:: DOCUMENT ::

Charis Glatthar became a foster kid at age 14, then lived in 14 homes in four
years. She lost track of how many schools she attended. 

When Glatthar aged out of the child welfare system, she hoped she could go to
college, but had no money and no clue about how to apply for financial aid.
She’s been trying to catch up ever since. 

Now 39 and a student at Metropolitan State University of Denver, Glatthar has
been attending college on and off since 2004, starting with community college
and then working toward a bachelor’s degree at MSU Denver, all the while working
as a barista, in retail, at the Colorado Convention Center and on campus as a
chemistry research assistant. Her health issues, including recently losing her
eyesight, have forced Glatthar to take time off from college, but the biggest
obstacle to earning a degree has been financial. 

A plan to provide free tuition at community colleges, state universities and
trade schools for kids who grew up in Colorado’s foster care system comes about
20 years too late for Glatthar. Still, she can’t help but think about how it
could have changed her life.

“Gosh, I would have been done a long time ago,” she said.

Charis Glatthar, 39, lived in 14 homes in four years as a teenager and is now
working toward a degree at Metropolitan State University of Denver. (Olivia Sun,
The Colorado Sun via Report for America)

A legislative effort, led by Democrats but with at least some Republican
support, would require public higher education institutions to waive tuition for
young people who were in the foster care system. The plan is projected to cost
about $700,000 per year, evenly split between state taxpayers and colleges and
universities, according to the current draft of the bill.

It would require high schools to notify foster students that they’re eligible
for free tuition, and would require that a navigator at the Colorado Department
of Higher Education help them apply. The bill also requires that higher
education institutions designate an employee to serve as a liaison to
prospective students in foster care. Students would have to first apply for
federal financial aid and for a scholarship specifically for foster children,
through the Chafee program in Colorado, that provides up to about $5,000.  



“The state of Colorado owes this to our foster youth,” said Sen. Rachel
Zenzinger, an Arvada Democrat and prime sponsor of the bill. “We are their
parent.” 

Children in the foster care system are the least likely of any demographic to
attend college in Colorado. Only about 30% of foster teens graduate from high
school in four years. Of those, just 13% enroll in college by age 21. 


TODAY’S UNDERWRITER



Nationwide, 3% of teens who age out of foster care, meaning they were not
adopted or returned to their families, earn an associate’s degree or higher. 

“This is despicable,” Zenzinger said during the bill’s first hearing at the
Capitol, where it passed 5-2 in the Senate Education Committee.

Metropolitan State University has a model program to help kids who aged out of
foster care succeed in college, though the school could help many more students
if tuition were waived, said Miguel Huerta, director of a campus program called
Epic Scholars, which is for former foster youth and other students who have no
family support.

:::
:: SUPPLIED RECORDS ::

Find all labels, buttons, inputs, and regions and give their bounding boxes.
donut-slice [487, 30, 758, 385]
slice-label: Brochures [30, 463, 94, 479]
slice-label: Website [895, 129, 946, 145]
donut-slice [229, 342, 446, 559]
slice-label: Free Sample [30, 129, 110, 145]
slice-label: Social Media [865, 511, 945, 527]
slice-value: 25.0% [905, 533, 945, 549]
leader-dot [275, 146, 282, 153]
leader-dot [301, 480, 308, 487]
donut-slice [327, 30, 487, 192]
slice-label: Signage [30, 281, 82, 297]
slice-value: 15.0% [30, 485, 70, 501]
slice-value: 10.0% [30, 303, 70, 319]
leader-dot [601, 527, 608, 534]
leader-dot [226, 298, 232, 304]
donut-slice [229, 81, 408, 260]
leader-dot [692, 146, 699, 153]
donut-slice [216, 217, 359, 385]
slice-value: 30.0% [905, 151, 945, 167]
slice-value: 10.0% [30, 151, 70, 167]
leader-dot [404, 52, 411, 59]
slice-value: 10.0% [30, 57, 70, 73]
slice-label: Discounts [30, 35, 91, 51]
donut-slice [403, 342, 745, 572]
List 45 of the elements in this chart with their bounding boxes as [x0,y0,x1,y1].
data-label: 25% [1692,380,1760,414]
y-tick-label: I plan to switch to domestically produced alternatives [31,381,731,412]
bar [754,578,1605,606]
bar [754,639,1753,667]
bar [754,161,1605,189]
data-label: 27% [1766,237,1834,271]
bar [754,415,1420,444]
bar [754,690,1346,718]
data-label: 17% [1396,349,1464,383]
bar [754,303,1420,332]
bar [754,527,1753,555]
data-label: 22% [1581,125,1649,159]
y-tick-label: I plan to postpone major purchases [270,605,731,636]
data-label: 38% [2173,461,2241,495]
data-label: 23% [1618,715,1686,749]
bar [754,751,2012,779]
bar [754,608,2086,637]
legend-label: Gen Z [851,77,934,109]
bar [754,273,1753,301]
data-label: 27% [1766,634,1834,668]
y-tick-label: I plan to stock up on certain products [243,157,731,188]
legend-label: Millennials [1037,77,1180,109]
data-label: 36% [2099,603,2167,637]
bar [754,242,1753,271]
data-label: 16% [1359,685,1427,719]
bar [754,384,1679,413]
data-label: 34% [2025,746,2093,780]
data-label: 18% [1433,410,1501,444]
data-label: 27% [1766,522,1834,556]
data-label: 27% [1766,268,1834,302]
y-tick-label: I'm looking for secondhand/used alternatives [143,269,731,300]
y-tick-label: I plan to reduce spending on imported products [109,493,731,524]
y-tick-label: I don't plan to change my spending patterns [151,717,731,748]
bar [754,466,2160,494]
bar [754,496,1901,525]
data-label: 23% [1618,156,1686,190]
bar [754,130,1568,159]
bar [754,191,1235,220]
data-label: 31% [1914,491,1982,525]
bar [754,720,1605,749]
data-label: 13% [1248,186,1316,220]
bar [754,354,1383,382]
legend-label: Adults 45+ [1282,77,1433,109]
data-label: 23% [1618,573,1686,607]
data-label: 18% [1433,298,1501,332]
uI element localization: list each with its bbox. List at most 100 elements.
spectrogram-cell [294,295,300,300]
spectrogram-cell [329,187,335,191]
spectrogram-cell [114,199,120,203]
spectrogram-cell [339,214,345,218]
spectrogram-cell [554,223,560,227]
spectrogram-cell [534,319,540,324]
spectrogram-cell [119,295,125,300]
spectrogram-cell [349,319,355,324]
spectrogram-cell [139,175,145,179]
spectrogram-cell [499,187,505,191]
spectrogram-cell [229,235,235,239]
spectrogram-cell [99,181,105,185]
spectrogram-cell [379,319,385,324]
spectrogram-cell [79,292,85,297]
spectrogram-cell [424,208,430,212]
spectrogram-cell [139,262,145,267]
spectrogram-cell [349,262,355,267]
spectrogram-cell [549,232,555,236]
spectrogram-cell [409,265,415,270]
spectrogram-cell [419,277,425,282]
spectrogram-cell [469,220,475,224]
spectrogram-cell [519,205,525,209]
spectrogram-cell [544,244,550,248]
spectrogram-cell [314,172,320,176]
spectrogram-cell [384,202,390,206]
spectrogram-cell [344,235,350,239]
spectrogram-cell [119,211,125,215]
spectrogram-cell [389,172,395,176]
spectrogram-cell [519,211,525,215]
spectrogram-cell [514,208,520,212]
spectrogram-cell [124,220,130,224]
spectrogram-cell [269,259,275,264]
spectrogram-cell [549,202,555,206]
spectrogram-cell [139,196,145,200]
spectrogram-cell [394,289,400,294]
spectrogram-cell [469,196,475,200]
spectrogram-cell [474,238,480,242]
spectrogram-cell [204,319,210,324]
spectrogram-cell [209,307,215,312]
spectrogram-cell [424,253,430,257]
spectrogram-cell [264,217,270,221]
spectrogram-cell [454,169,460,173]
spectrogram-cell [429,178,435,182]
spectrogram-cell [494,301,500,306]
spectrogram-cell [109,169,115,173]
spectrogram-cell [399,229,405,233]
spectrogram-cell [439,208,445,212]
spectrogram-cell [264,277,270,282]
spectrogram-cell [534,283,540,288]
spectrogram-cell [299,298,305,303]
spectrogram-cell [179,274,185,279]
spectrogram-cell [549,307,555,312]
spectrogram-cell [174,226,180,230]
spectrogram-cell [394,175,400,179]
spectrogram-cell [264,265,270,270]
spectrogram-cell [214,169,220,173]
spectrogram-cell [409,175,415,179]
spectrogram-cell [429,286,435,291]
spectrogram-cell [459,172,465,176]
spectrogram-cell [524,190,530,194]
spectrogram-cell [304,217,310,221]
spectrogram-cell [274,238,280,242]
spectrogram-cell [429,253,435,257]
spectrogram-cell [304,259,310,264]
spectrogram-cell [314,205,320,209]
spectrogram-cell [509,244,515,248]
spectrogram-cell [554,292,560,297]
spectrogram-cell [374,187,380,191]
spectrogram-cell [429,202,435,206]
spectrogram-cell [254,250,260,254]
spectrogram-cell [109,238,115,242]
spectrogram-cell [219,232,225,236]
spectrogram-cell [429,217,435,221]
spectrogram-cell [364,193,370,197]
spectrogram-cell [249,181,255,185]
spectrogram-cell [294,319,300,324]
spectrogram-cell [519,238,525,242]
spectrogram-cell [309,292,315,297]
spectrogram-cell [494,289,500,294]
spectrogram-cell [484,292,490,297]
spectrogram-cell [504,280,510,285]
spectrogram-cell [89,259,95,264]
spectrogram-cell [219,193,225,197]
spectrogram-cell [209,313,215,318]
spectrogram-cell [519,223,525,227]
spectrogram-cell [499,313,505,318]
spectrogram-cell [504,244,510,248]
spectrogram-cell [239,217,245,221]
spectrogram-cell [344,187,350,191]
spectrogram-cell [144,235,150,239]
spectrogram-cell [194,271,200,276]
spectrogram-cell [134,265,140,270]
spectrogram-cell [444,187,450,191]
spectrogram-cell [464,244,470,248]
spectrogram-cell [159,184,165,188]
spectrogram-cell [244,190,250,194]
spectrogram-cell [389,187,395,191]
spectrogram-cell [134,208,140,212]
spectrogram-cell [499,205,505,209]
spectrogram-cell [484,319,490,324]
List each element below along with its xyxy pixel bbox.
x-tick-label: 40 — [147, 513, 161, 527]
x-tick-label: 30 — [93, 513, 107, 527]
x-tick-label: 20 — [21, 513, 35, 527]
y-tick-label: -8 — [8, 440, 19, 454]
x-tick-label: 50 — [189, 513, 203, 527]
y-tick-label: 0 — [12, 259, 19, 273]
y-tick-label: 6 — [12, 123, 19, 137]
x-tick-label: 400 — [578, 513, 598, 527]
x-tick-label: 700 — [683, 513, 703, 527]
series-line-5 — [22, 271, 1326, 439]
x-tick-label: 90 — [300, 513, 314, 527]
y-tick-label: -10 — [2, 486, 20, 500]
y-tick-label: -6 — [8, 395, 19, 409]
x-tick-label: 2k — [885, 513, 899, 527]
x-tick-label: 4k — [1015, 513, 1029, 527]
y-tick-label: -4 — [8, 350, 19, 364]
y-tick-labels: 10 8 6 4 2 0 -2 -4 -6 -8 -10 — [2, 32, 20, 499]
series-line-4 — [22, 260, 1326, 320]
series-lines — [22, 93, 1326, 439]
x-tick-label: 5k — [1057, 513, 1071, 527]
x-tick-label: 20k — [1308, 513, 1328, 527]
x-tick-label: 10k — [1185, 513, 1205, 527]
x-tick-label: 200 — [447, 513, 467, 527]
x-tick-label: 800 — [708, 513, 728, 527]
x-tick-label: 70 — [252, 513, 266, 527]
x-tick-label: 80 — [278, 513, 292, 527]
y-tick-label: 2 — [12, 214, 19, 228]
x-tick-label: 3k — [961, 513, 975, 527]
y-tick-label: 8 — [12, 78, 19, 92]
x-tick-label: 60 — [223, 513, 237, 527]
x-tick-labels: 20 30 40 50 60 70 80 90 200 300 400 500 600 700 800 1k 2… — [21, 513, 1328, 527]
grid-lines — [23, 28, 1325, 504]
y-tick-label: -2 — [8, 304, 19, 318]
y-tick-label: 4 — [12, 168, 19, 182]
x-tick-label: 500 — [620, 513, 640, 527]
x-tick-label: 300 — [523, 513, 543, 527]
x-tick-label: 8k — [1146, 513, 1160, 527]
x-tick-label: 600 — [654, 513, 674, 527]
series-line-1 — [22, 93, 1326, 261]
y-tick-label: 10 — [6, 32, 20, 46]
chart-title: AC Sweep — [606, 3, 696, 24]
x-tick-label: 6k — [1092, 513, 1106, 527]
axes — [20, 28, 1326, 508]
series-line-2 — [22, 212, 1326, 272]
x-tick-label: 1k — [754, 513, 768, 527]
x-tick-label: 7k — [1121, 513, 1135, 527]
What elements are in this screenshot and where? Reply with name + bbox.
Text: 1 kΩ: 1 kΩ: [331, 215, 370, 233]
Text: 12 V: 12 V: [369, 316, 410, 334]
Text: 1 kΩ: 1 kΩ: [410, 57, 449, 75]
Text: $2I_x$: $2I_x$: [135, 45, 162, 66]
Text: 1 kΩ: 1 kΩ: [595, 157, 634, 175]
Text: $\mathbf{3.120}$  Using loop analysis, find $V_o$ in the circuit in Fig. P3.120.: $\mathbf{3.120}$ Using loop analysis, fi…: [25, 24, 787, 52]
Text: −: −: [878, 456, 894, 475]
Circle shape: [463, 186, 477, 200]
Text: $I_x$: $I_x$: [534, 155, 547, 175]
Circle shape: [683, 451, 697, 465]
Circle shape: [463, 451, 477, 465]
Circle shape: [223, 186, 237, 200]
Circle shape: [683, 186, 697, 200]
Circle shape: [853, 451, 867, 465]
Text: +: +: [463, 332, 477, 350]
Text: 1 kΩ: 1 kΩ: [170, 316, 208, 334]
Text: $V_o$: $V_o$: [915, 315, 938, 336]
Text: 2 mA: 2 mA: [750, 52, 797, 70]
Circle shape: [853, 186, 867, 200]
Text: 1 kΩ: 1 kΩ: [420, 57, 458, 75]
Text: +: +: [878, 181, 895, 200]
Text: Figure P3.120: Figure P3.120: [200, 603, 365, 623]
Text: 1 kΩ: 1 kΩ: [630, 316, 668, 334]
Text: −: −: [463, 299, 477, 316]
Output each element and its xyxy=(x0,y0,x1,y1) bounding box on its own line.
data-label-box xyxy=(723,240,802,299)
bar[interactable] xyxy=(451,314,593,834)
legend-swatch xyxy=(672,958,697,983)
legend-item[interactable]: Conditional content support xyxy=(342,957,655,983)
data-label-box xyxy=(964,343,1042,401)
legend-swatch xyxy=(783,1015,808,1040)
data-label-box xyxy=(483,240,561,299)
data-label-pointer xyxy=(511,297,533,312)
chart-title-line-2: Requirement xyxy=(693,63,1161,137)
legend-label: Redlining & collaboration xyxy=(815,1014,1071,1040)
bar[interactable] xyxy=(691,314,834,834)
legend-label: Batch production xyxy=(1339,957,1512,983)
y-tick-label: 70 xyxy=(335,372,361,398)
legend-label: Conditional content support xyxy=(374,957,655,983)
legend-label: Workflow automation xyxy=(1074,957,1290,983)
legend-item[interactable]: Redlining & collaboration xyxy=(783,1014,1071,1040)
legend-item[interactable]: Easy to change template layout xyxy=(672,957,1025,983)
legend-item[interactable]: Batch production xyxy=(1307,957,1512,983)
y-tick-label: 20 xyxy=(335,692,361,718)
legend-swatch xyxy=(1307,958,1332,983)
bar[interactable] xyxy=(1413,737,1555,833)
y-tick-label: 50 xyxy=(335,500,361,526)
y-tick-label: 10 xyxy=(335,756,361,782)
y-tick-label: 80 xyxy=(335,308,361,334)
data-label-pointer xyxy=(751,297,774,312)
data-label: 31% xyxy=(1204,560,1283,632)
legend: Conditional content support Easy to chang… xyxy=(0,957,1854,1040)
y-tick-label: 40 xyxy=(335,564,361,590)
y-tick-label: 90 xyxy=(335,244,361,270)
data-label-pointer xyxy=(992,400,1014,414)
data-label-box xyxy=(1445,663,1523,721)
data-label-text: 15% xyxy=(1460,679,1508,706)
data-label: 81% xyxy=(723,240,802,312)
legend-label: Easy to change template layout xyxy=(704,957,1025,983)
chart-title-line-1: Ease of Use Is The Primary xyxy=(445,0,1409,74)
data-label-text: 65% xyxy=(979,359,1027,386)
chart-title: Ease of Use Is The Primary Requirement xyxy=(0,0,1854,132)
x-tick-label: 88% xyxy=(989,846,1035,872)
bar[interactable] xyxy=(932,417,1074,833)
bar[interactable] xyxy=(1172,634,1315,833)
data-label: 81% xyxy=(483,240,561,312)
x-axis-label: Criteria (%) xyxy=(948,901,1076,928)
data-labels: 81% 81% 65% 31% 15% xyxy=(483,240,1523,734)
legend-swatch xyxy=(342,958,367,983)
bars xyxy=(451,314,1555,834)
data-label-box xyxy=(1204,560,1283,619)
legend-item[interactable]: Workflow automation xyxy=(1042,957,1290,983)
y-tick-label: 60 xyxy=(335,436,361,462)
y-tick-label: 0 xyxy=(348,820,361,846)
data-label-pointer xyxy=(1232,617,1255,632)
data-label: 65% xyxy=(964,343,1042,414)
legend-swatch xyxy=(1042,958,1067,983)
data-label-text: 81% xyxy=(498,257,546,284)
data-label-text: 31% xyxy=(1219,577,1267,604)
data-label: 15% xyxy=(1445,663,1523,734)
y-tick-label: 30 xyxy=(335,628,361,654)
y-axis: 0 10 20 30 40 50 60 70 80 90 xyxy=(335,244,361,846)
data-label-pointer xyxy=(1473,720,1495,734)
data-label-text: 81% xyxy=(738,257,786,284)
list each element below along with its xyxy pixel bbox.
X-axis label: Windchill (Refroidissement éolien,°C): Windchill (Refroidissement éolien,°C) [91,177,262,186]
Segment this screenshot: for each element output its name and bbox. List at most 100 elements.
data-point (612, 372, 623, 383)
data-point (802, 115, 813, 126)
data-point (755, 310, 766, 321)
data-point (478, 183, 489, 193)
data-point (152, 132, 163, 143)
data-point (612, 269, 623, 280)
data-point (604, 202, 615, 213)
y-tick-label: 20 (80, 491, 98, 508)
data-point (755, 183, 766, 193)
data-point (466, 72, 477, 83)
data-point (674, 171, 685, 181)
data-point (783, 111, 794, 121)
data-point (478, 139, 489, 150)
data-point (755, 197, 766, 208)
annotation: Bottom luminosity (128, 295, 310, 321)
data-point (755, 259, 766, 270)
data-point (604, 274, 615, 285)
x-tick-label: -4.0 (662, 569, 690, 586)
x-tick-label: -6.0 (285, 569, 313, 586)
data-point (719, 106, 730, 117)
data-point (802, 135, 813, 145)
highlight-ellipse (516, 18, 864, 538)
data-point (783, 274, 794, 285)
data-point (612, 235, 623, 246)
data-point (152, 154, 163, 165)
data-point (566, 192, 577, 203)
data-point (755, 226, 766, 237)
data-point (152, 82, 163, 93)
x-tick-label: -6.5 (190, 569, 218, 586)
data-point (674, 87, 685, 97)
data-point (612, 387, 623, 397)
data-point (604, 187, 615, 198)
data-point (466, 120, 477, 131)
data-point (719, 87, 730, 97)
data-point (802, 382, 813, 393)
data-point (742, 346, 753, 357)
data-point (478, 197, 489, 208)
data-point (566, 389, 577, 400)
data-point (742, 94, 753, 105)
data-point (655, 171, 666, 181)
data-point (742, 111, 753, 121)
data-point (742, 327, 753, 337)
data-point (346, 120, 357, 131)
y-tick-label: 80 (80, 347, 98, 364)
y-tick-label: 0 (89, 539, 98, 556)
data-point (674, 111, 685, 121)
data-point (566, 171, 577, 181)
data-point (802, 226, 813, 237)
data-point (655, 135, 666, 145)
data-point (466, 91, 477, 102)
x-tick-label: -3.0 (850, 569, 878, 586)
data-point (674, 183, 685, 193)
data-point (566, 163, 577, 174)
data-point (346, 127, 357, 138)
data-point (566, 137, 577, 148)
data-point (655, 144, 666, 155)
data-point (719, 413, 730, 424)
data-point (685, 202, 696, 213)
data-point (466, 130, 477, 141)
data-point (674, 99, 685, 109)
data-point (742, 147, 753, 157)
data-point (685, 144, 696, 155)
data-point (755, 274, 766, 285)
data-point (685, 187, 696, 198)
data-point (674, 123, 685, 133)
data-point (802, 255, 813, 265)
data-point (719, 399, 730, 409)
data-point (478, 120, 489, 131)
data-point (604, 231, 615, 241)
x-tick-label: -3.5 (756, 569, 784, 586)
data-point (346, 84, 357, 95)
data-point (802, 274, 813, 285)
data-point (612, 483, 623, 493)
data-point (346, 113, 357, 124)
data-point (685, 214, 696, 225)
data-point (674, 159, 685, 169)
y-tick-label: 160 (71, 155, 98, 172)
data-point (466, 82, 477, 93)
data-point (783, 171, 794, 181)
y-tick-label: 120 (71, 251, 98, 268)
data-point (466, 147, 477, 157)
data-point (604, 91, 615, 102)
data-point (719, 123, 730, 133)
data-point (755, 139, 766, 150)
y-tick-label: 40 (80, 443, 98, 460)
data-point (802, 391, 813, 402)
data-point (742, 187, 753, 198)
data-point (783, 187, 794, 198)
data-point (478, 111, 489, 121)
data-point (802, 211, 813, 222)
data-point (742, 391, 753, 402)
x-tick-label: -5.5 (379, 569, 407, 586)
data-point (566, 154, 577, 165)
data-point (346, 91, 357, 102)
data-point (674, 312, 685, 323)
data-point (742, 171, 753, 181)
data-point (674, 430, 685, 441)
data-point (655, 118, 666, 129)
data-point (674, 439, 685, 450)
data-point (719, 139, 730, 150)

:::

--- TASKS TO PERFORM ---
**a)** Reproduce word for word the part of the foster care tuition article starting at "Now 39 and a" and ending at "has been financial.".
**b)** Using the foster care tuition article, decide whether each statement agrees with it, answering yes or no and quoting the words that decide it: (i) The plan would cost about $700,000 a year, shared equally by state taxpayers and colleges and universities. (ii) The bill passed unanimously in the Senate Education Committee. (iii) Glatthar lived in 14 homes in four years.
**c)** In the foster care tuition article, what is the campus program that Miguel Huerta directs called?

--- SOLUTIONS PER TASK ---
**a)**
Now 39 and a student at Metropolitan State University of Denver, Glatthar has
been attending college on and off since 2004, starting with community college
and then working toward a bachelor’s degree at MSU Denver, all the while working
as a barista, in retail, at the Colorado Convention Center and on campus as a
chemistry research assistant. Her health issues, including recently losing her
eyesight, have forced Glatthar to take time off from college, but the biggest
obstacle to earning a degree has been financial.

**b)**
(i) Yes: "about $700,000 per year, evenly split between state taxpayers and colleges and universities"
(ii) No: "it passed 5-2 in the Senate Education Committee"
(iii) Yes: "lived in 14 homes in four years"

**c)** Epic Scholars